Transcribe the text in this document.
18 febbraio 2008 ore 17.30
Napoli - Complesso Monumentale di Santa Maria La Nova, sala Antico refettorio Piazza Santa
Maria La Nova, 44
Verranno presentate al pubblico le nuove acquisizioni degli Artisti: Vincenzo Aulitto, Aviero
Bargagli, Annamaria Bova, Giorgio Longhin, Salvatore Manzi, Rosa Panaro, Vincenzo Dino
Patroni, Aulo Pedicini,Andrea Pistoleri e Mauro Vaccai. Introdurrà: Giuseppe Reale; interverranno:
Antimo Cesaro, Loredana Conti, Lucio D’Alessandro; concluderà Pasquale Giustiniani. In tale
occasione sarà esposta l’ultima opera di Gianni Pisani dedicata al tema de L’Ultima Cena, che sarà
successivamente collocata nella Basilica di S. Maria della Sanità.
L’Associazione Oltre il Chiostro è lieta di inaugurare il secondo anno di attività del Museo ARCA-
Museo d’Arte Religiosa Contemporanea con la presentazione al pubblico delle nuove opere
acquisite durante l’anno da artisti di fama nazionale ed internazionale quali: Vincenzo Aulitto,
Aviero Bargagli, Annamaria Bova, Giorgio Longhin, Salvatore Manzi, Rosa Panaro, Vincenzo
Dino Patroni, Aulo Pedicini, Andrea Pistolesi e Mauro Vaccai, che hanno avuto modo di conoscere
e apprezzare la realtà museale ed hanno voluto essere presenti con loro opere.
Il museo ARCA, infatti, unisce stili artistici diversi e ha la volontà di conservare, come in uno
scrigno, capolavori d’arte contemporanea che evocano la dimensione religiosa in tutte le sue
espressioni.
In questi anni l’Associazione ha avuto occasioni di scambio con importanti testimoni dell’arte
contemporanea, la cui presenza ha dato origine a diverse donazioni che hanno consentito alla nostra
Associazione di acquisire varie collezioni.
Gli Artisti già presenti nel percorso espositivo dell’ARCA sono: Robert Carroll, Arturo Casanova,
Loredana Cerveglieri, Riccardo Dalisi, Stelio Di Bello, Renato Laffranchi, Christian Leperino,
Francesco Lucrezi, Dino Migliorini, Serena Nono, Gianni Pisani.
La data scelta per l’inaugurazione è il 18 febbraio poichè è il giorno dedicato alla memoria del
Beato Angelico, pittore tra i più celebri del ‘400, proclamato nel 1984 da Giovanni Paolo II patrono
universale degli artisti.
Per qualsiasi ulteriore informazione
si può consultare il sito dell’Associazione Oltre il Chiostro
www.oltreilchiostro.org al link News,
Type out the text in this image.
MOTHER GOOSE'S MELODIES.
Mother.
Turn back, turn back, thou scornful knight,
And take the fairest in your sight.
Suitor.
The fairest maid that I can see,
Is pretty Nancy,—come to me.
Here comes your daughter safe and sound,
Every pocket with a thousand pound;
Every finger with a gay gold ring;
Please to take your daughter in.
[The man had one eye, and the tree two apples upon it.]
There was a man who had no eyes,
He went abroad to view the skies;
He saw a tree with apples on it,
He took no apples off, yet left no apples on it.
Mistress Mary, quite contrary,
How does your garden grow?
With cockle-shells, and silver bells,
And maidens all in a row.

* Exercise prompt
Select all lines in the listing that include the word "Patroni".

* Reply to the exercise
Patroni, Aulo Pedicini,Andrea Pistoleri e Mauro Vaccai. Introdurrà: Giuseppe Reale; interverranno:
Dino Patroni, Aulo Pedicini, Andrea Pistolesi e Mauro Vaccai, che hanno avuto modo di conoscere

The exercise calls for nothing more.